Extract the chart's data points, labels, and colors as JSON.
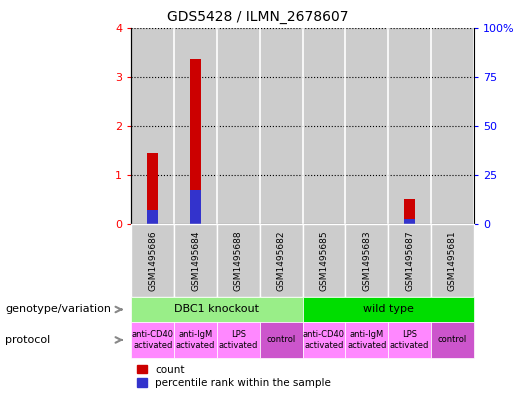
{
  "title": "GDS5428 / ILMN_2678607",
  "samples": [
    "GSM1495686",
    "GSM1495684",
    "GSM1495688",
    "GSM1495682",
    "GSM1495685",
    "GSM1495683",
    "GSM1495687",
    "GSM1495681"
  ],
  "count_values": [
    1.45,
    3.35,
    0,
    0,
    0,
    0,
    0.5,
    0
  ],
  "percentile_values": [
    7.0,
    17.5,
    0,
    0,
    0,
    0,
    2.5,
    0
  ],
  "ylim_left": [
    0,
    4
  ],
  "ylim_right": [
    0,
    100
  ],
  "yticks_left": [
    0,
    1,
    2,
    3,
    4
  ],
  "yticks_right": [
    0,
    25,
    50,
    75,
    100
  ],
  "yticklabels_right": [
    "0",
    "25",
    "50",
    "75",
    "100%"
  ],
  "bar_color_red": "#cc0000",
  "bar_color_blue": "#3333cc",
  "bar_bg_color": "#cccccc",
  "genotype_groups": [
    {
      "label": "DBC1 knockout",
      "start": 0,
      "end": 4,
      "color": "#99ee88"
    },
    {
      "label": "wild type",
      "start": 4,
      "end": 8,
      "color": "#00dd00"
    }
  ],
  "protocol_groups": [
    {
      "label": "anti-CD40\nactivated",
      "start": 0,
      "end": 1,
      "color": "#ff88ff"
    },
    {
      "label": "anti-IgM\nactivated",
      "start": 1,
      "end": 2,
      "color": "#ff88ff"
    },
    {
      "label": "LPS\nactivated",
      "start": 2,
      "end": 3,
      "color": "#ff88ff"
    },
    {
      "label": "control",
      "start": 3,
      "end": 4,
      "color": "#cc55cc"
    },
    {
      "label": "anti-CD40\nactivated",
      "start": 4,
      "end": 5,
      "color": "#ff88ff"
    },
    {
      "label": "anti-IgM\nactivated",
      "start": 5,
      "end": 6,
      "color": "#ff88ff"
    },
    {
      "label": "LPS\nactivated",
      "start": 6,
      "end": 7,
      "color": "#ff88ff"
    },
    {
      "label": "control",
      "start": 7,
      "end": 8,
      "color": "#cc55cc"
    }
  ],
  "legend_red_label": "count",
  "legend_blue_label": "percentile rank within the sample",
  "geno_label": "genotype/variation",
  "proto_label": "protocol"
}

══════════

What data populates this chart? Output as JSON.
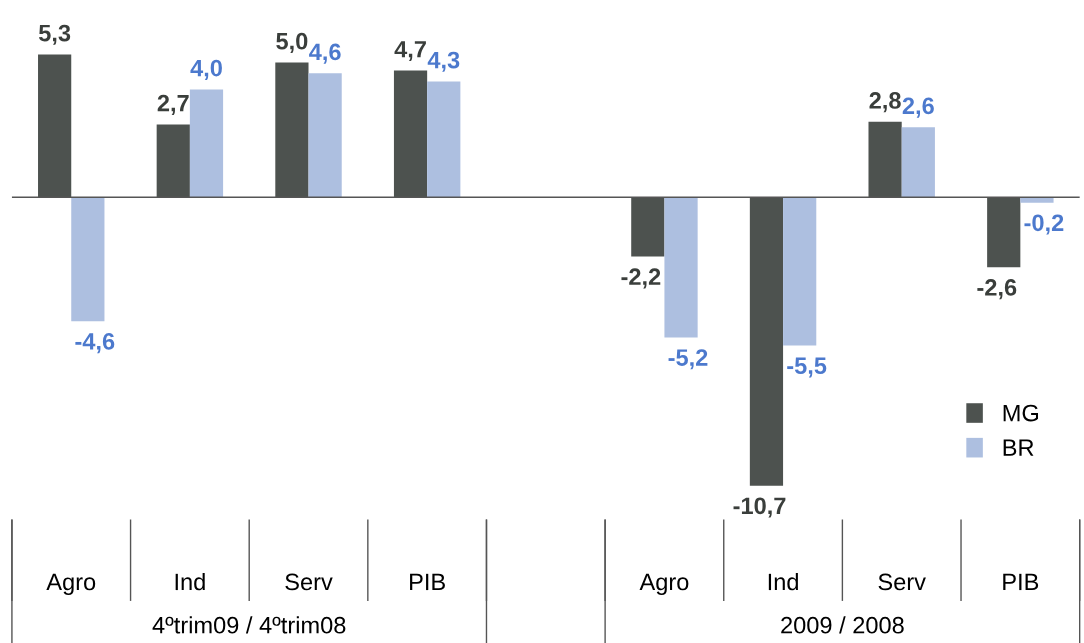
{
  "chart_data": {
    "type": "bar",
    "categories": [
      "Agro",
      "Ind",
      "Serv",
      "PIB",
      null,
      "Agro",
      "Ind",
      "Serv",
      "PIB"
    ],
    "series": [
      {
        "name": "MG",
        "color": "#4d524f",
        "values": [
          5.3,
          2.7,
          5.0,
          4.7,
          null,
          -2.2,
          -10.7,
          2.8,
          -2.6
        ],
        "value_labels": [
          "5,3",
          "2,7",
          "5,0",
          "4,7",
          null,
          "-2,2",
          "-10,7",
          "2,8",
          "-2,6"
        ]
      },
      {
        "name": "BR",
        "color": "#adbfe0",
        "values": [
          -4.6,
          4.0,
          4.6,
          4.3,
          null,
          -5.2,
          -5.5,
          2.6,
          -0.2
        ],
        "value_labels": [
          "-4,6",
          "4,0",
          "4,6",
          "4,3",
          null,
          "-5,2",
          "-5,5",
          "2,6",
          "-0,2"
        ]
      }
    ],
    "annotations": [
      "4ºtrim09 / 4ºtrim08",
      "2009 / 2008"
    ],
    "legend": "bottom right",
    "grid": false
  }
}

══════════

* The request *
Copy out all lines that carry the word "JSON".

* Exercise output *
Extract the chart's data points, labels, and colors as JSON.
What data populates this chart? Output as JSON.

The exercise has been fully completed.